• [Ejercicio]:
Disponga como tabla Markdown, con las columnas "Número" y "Línea", las líneas del listado desde su comienzo hasta la que contiene "revision-intro: 本规程修订的主要内容是： (176, 351, 380, 376)", esta incluida. Omita las líneas en blanco.
=== Registros de origen ===
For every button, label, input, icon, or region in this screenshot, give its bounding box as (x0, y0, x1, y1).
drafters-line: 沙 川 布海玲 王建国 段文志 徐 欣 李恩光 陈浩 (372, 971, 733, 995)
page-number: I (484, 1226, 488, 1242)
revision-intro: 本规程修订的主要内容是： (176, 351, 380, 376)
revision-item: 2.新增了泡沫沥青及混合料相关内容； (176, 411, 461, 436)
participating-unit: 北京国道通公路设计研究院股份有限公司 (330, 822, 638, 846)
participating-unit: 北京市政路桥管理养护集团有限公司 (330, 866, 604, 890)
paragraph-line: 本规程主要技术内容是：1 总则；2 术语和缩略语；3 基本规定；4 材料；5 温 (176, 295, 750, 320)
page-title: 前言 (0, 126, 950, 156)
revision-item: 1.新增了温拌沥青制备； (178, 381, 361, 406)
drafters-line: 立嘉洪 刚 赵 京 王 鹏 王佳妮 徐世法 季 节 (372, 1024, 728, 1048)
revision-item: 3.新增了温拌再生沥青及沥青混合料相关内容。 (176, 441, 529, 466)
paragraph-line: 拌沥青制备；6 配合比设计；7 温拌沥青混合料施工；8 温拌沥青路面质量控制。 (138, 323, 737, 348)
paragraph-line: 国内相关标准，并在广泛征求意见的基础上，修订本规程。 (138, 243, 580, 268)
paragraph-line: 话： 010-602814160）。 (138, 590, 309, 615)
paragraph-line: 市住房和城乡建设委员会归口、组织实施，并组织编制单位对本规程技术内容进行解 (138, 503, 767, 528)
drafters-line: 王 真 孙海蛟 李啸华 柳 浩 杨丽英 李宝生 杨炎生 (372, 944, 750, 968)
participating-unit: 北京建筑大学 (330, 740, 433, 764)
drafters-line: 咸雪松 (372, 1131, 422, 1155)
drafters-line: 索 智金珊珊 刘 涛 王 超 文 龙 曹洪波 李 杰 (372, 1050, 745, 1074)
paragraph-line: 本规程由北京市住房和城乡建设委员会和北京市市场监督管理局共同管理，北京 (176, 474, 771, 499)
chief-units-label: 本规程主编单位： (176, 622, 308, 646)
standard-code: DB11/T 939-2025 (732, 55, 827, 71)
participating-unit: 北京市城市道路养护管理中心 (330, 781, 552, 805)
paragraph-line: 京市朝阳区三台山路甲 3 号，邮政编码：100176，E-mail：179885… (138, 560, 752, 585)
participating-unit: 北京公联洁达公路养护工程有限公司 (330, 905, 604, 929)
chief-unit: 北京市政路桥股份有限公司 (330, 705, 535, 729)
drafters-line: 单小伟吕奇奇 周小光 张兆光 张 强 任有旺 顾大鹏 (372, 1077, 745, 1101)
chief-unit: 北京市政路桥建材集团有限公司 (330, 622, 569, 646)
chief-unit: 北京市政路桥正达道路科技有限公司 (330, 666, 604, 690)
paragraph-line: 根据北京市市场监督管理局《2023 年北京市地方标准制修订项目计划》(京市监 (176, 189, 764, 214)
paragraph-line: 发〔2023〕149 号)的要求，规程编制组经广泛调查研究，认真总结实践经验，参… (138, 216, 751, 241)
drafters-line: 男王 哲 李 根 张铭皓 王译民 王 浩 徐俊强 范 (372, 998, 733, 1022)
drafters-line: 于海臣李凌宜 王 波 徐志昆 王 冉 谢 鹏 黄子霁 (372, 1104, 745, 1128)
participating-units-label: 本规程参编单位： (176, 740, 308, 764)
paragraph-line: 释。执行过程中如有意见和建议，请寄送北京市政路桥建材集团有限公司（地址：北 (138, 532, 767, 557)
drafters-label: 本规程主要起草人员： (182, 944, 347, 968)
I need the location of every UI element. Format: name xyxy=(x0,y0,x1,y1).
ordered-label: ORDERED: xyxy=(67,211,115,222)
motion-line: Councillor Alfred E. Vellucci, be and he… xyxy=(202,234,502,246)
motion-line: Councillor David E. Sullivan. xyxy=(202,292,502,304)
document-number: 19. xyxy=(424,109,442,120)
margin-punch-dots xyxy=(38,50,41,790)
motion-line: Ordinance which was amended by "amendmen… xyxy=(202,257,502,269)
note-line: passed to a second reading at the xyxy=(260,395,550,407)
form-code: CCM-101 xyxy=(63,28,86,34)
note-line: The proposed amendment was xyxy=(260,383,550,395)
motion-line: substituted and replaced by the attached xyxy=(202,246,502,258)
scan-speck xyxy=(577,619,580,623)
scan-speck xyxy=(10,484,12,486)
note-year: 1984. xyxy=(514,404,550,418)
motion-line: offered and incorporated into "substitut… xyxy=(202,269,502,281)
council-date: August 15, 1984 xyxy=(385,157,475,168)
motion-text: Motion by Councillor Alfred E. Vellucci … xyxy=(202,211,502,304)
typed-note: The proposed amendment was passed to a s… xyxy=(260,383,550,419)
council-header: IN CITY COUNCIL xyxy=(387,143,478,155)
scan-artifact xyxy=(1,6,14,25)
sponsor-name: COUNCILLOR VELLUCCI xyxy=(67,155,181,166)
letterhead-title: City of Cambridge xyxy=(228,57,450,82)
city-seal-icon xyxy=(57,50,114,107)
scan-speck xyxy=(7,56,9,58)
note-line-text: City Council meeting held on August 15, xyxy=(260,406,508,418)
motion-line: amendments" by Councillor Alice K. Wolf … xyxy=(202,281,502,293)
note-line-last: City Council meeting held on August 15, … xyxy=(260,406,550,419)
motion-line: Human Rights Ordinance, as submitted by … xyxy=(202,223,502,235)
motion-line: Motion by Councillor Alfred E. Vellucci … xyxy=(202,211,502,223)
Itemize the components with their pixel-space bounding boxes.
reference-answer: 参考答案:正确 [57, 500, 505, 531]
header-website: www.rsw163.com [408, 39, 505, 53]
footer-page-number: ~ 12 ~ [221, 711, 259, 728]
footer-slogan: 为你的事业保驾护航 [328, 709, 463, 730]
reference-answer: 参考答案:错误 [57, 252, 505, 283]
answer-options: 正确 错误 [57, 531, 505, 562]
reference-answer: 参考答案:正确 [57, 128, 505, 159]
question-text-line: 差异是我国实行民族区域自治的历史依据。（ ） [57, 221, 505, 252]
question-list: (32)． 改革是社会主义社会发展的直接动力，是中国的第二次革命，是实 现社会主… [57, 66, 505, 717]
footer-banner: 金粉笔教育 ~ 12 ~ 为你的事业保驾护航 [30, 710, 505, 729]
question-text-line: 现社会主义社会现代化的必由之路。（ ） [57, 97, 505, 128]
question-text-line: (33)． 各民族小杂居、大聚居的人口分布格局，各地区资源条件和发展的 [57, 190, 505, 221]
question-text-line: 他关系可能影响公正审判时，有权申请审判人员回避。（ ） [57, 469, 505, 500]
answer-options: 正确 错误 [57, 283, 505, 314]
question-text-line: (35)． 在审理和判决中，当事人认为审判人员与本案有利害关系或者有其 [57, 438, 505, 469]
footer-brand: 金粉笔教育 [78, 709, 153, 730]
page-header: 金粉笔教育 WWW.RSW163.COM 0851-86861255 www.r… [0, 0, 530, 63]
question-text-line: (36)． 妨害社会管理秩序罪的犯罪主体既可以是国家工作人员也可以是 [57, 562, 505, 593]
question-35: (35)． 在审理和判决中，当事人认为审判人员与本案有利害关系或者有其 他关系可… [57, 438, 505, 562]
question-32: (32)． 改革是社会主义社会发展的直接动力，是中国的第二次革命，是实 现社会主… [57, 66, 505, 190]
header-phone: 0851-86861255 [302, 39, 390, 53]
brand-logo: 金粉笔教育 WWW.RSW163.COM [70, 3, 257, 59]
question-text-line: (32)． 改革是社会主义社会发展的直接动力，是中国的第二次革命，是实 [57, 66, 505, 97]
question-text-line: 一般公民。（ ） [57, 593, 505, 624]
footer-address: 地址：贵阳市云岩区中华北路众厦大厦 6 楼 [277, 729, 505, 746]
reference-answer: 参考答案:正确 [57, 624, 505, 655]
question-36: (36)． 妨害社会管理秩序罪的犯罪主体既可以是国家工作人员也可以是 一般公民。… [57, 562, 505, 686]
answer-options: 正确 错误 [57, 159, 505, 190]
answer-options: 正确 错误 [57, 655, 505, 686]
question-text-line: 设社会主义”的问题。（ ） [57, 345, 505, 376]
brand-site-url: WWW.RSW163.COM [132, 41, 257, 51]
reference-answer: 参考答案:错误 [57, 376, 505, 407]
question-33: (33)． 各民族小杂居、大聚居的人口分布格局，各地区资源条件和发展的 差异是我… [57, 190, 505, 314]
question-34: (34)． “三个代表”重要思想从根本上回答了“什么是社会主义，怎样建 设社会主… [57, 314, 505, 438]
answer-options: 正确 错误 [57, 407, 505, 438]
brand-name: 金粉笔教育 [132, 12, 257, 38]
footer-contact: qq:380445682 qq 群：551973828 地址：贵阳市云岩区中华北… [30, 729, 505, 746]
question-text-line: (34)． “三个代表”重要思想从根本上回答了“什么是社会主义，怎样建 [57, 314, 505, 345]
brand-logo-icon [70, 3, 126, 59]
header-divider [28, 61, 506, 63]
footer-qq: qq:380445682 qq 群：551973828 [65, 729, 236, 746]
===
• [Solución del ejercicio]:
| Número | Línea |
|---|---|
| 1 | For every button, label, input, icon, or region in this screenshot, give its bounding box as (x0, y0, x1, y1). |
| 2 | drafters-line: 沙 川 布海玲 王建国 段文志 徐 欣 李恩光 陈浩 (372, 971, 733, 995) |
| 3 | page-number: I (484, 1226, 488, 1242) |
| 4 | revision-intro: 本规程修订的主要内容是： (176, 351, 380, 376) |